### [WRITTEN TASK]
Do any lines in the data below contain "gibt"? If so, copy every one of them.

[Collected data]
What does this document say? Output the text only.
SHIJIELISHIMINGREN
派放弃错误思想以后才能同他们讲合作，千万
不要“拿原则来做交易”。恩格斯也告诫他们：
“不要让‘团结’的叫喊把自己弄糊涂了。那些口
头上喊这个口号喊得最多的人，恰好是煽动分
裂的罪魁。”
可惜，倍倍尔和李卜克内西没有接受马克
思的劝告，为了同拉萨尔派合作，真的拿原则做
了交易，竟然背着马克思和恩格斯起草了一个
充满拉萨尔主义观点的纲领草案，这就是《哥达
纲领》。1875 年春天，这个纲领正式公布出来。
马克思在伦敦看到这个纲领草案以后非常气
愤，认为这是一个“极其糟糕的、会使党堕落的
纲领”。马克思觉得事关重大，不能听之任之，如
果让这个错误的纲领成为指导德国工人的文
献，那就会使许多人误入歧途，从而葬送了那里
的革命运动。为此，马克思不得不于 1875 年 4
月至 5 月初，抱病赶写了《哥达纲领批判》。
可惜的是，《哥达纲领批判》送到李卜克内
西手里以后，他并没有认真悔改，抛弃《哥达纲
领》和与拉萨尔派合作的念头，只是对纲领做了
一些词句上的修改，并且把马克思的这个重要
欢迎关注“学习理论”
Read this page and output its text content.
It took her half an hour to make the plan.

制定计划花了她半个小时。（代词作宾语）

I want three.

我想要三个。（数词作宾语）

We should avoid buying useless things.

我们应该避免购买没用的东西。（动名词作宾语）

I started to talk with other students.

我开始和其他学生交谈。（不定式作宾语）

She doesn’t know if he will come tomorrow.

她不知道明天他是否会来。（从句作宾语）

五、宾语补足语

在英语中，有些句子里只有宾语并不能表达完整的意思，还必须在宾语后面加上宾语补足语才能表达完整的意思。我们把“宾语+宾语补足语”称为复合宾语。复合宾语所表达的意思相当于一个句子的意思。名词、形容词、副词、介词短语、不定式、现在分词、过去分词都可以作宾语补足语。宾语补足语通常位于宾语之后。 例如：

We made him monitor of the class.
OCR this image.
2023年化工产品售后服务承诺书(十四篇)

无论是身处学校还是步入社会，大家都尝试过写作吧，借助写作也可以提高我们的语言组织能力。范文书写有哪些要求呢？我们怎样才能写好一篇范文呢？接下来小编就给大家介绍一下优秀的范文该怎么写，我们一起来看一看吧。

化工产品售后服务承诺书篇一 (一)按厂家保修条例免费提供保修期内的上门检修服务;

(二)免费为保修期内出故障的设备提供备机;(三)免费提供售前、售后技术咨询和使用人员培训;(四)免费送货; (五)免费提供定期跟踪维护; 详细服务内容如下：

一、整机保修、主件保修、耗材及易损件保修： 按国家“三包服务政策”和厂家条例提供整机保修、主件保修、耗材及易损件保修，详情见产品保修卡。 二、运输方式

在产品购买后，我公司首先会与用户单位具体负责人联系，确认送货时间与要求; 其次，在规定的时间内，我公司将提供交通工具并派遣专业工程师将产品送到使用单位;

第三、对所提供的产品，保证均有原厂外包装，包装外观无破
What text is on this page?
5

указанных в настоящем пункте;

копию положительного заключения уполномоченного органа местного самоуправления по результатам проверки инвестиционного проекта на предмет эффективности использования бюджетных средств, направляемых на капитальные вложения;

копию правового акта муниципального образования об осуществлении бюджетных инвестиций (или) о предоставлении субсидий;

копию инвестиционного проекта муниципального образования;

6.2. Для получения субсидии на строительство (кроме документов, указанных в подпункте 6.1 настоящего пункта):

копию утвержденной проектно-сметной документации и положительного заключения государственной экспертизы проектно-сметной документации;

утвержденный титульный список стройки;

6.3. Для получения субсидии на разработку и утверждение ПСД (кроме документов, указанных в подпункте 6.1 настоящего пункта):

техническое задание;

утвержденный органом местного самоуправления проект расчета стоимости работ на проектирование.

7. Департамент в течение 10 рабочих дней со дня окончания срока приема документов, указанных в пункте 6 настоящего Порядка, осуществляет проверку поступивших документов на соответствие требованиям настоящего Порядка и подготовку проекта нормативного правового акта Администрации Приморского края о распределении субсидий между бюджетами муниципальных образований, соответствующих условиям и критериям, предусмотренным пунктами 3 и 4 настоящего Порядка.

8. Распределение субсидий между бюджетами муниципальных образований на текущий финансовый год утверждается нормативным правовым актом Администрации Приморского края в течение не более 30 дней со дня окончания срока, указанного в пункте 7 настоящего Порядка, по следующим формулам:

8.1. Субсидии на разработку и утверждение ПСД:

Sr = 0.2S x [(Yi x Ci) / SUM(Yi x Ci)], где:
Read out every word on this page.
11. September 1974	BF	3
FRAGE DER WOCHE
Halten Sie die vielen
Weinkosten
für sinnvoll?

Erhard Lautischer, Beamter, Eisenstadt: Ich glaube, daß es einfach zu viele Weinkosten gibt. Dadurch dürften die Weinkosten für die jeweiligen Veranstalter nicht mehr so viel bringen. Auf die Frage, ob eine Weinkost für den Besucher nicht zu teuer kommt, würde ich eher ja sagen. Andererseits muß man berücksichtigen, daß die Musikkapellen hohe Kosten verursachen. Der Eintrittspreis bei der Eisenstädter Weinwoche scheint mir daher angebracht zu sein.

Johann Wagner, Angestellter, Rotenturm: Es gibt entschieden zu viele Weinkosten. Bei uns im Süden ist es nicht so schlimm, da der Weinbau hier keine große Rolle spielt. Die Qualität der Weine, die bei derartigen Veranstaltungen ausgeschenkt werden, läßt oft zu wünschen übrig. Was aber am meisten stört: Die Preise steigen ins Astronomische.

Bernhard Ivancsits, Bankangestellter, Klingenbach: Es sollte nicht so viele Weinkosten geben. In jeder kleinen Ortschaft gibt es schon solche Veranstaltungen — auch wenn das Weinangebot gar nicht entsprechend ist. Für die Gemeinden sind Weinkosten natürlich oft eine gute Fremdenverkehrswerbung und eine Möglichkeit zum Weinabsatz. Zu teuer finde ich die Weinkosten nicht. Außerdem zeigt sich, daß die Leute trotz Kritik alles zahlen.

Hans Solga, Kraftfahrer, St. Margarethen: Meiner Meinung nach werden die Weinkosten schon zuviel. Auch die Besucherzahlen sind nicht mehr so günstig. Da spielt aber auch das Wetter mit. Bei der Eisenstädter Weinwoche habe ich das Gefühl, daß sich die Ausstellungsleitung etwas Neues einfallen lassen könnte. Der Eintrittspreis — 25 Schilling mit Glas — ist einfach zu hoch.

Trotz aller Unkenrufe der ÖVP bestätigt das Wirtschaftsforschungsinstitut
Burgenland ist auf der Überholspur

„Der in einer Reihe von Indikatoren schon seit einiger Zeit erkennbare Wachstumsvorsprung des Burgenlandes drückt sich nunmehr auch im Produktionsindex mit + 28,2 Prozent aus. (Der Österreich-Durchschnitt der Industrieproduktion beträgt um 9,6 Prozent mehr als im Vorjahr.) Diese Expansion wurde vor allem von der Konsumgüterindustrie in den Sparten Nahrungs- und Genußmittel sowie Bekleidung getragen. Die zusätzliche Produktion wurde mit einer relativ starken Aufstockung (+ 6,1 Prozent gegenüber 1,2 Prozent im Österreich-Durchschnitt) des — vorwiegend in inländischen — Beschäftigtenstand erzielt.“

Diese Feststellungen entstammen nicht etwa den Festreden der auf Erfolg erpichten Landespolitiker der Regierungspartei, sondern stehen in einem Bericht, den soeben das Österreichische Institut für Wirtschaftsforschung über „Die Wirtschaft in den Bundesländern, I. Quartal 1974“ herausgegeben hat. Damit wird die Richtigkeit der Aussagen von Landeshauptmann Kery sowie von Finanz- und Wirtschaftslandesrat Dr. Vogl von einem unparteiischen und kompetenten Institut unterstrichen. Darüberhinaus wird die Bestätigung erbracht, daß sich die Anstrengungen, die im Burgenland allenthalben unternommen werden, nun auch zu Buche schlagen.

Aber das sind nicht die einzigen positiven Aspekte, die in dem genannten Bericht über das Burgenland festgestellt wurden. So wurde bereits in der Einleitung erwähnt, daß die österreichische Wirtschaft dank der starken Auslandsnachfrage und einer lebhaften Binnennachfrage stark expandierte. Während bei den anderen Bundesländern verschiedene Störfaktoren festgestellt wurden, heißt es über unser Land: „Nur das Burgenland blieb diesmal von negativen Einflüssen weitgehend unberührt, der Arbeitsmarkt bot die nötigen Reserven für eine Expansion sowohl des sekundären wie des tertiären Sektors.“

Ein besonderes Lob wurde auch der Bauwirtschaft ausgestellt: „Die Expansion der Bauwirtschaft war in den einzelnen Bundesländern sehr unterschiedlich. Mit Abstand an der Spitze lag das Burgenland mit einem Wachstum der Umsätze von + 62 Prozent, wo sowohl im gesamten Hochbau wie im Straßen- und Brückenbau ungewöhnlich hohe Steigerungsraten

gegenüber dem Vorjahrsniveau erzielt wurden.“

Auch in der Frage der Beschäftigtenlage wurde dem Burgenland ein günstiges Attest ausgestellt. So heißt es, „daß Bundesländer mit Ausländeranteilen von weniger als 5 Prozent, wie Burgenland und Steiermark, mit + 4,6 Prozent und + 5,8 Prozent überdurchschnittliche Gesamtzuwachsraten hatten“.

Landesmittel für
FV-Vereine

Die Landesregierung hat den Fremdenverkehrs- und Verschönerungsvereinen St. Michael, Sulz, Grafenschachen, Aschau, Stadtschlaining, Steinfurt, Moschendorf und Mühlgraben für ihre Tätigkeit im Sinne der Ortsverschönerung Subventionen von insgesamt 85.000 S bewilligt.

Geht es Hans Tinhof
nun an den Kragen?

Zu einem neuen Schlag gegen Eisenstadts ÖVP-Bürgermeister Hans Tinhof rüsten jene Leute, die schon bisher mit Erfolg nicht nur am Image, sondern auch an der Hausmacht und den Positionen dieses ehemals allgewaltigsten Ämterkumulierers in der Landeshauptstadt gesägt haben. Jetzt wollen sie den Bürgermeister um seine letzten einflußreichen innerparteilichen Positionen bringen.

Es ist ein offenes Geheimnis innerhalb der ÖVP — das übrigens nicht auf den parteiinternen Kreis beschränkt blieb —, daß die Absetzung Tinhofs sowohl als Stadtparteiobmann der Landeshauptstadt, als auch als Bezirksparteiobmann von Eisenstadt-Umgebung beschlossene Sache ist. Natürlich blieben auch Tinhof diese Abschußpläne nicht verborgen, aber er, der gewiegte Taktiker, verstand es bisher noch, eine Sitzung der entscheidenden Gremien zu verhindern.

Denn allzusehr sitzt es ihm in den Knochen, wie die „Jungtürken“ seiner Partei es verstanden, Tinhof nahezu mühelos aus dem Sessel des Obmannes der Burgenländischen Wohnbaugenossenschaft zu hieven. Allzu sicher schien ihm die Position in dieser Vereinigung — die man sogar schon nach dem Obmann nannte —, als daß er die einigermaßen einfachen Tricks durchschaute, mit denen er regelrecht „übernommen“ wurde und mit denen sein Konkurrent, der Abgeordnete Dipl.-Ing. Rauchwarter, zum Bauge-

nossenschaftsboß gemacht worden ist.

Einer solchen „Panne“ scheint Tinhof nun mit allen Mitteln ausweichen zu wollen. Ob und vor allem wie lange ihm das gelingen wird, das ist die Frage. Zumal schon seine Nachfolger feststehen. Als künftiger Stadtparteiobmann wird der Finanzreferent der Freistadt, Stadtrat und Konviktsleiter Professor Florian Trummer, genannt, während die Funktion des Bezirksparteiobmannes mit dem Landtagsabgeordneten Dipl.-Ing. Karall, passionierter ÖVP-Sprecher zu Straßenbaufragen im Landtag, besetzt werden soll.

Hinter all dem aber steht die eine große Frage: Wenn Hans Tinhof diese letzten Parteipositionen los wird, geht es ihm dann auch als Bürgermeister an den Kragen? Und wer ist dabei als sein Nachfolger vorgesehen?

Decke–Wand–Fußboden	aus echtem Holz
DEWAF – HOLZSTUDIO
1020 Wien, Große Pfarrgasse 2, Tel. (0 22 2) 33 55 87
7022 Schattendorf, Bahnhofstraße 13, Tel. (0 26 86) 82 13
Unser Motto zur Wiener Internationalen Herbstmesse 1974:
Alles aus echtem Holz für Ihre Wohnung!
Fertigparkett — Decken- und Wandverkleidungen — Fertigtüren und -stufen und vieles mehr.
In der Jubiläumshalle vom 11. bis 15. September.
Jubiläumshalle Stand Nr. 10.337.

### [FINAL RESULT]
Erhard Lautischer, Beamter, Eisenstadt: Ich glaube, daß es einfach zu viele Weinkosten gibt. Dadurch dürften die Weinkosten für die jeweiligen Veranstalter nicht mehr so viel bringen. Auf die Frage, ob eine Weinkost für den Besucher nicht zu teuer kommt, würde ich eher ja sagen. Andererseits muß man berücksichtigen, daß die Musikkapellen hohe Kosten verursachen. Der Eintrittspreis bei der Eisenstädter Weinwoche scheint mir daher angebracht zu sein.
Johann Wagner, Angestellter, Rotenturm: Es gibt entschieden zu viele Weinkosten. Bei uns im Süden ist es nicht so schlimm, da der Weinbau hier keine große Rolle spielt. Die Qualität der Weine, die bei derartigen Veranstaltungen ausgeschenkt werden, läßt oft zu wünschen übrig. Was aber am meisten stört: Die Preise steigen ins Astronomische.
Bernhard Ivancsits, Bankangestellter, Klingenbach: Es sollte nicht so viele Weinkosten geben. In jeder kleinen Ortschaft gibt es schon solche Veranstaltungen — auch wenn das Weinangebot gar nicht entsprechend ist. Für die Gemeinden sind Weinkosten natürlich oft eine gute Fremdenverkehrswerbung und eine Möglichkeit zum Weinabsatz. Zu teuer finde ich die Weinkosten nicht. Außerdem zeigt sich, daß die Leute trotz Kritik alles zahlen.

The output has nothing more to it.